((
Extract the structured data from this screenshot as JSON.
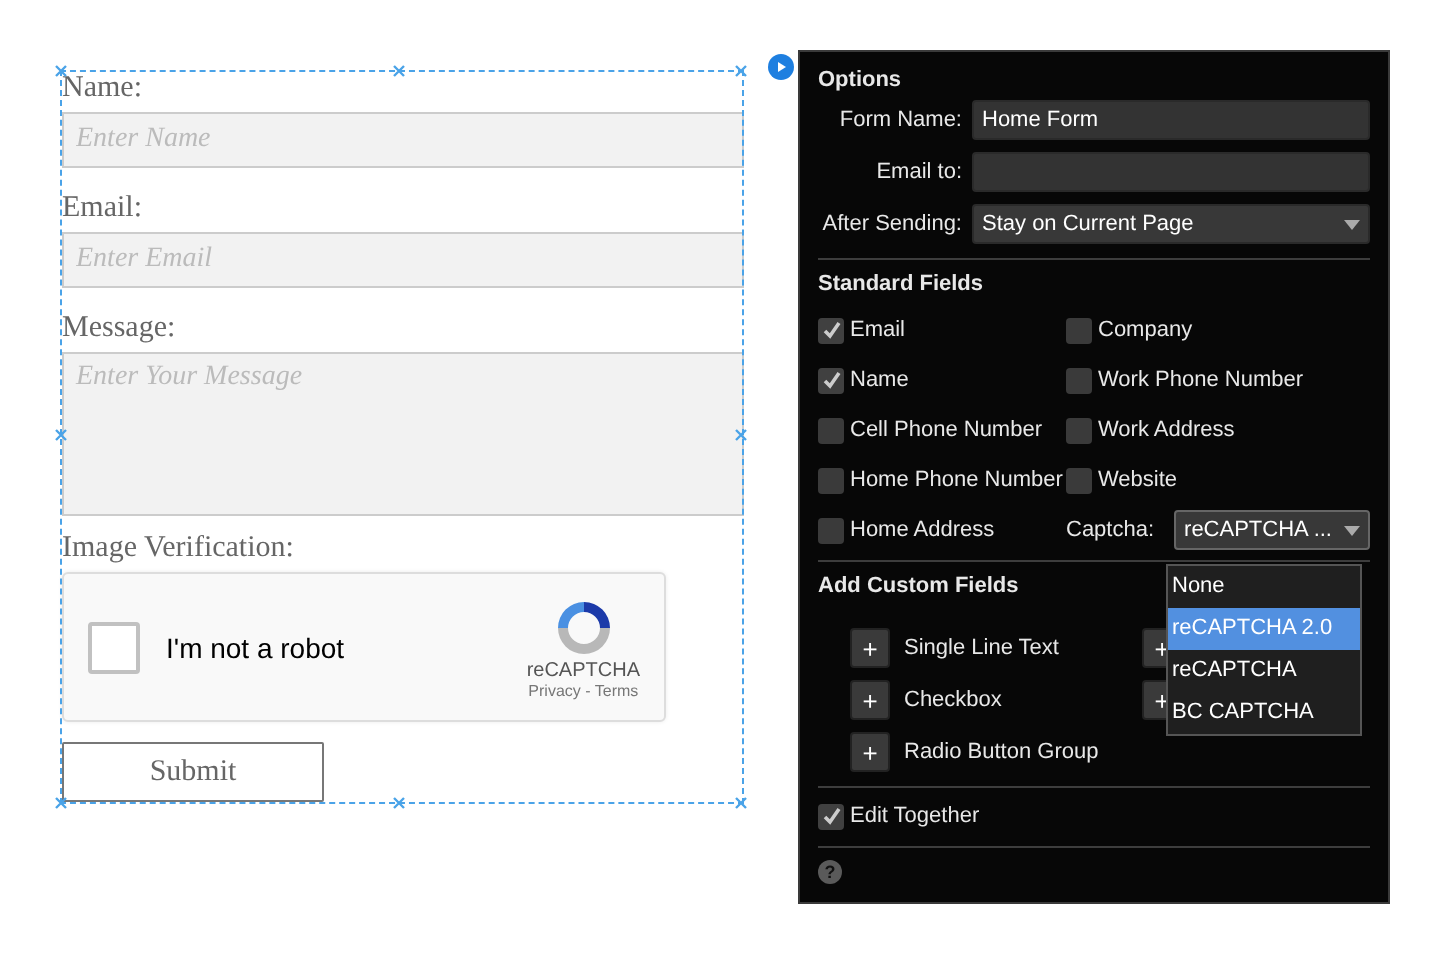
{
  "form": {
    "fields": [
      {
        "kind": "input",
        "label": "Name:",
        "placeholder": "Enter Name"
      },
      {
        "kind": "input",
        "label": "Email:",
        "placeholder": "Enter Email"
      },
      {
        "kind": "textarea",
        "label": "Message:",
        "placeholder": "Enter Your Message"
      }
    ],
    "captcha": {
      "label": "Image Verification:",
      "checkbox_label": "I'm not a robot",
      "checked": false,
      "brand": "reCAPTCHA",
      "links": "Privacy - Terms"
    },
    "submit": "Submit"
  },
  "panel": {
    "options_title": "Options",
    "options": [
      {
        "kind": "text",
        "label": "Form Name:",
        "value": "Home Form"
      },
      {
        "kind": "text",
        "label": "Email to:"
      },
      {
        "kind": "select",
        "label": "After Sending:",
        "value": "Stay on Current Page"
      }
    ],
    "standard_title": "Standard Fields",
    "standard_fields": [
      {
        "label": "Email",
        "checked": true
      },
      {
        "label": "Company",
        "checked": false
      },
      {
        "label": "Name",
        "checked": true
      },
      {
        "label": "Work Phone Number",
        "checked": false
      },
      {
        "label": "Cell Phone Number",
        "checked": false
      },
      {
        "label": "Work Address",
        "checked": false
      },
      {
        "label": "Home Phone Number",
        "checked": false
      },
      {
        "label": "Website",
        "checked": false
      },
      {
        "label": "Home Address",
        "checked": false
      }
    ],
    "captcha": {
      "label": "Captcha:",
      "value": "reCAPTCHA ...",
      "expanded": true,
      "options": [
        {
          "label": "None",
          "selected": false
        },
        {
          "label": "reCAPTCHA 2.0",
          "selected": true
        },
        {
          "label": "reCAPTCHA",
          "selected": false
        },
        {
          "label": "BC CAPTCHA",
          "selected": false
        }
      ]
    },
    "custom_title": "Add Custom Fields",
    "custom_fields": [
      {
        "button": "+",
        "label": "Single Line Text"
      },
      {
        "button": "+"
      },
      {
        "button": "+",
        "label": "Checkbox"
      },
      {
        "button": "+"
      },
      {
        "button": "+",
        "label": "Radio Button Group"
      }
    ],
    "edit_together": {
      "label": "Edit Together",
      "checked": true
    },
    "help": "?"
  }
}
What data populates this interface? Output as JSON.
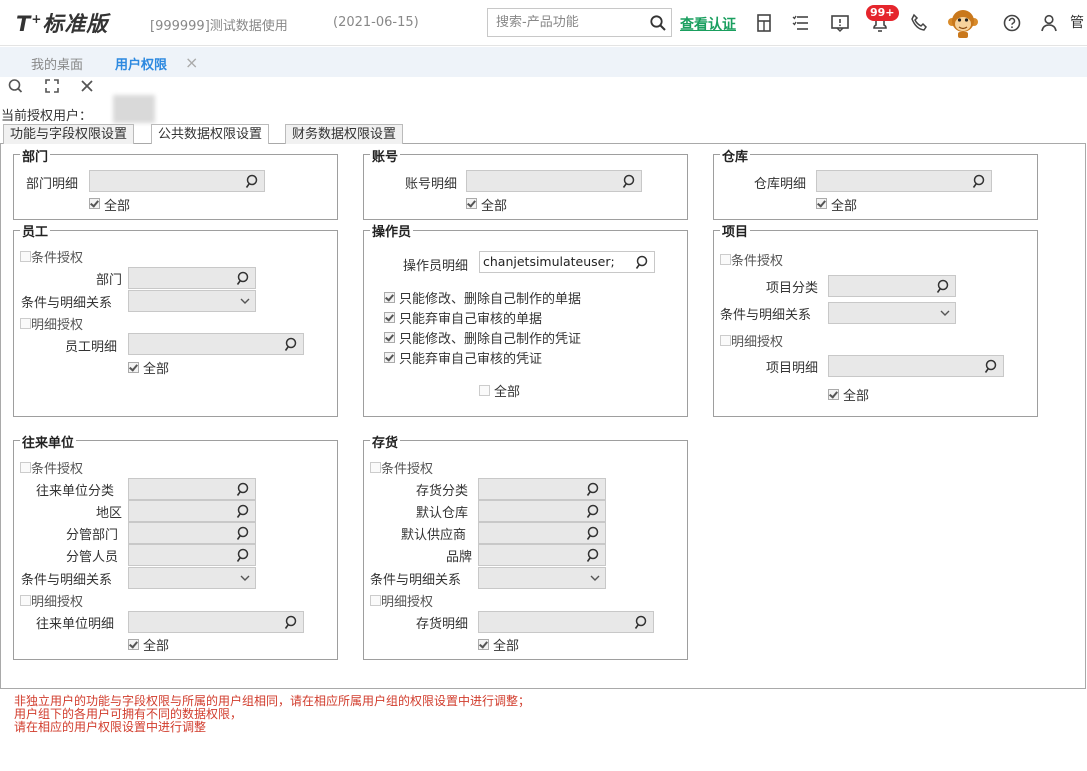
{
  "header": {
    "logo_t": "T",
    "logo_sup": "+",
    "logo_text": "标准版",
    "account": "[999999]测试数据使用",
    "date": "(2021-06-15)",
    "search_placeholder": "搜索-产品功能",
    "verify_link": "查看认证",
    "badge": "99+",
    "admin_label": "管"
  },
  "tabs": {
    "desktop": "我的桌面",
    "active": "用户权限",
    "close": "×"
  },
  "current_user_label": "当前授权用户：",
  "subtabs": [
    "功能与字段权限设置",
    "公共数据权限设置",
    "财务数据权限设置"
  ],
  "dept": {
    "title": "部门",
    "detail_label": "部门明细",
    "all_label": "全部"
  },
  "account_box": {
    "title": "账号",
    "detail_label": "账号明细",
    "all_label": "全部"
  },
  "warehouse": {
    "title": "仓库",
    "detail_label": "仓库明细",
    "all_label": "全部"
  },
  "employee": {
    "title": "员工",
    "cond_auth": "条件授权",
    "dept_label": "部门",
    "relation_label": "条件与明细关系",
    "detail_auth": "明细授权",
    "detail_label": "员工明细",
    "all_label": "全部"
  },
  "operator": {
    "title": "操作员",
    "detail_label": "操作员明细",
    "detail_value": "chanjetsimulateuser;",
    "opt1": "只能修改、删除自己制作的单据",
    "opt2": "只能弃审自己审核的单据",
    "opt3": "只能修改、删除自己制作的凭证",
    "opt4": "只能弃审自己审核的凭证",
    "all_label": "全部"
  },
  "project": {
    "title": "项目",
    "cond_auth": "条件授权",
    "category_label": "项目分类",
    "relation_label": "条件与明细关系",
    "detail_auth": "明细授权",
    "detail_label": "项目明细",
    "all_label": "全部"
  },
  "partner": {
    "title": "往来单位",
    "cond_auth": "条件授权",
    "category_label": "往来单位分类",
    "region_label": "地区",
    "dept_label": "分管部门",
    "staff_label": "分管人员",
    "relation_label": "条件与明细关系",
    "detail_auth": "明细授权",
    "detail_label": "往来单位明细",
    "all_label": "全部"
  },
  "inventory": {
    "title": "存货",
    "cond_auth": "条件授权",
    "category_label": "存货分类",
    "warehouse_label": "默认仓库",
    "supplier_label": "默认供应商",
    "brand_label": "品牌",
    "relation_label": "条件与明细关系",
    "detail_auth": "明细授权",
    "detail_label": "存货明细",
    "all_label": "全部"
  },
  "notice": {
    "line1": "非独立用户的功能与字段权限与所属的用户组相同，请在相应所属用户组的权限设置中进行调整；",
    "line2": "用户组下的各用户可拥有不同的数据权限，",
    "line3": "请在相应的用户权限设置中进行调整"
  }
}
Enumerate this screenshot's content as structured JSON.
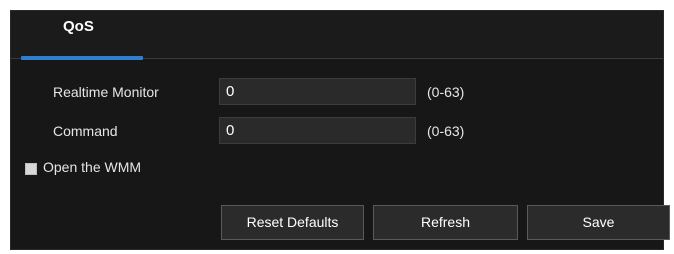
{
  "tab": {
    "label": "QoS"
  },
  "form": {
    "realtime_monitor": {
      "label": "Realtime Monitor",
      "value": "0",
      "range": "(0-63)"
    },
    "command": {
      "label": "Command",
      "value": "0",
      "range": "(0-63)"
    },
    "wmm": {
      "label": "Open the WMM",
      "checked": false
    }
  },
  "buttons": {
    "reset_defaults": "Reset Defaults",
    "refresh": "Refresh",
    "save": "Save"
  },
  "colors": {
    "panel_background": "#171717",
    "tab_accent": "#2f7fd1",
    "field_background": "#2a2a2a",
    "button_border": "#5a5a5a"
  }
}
))
* What is asked *
List every line above containing the word "structured".

* Output of the task *
Extract the structured data from this screenshot as JSON.
Enumerate this screenshot's content as structured JSON.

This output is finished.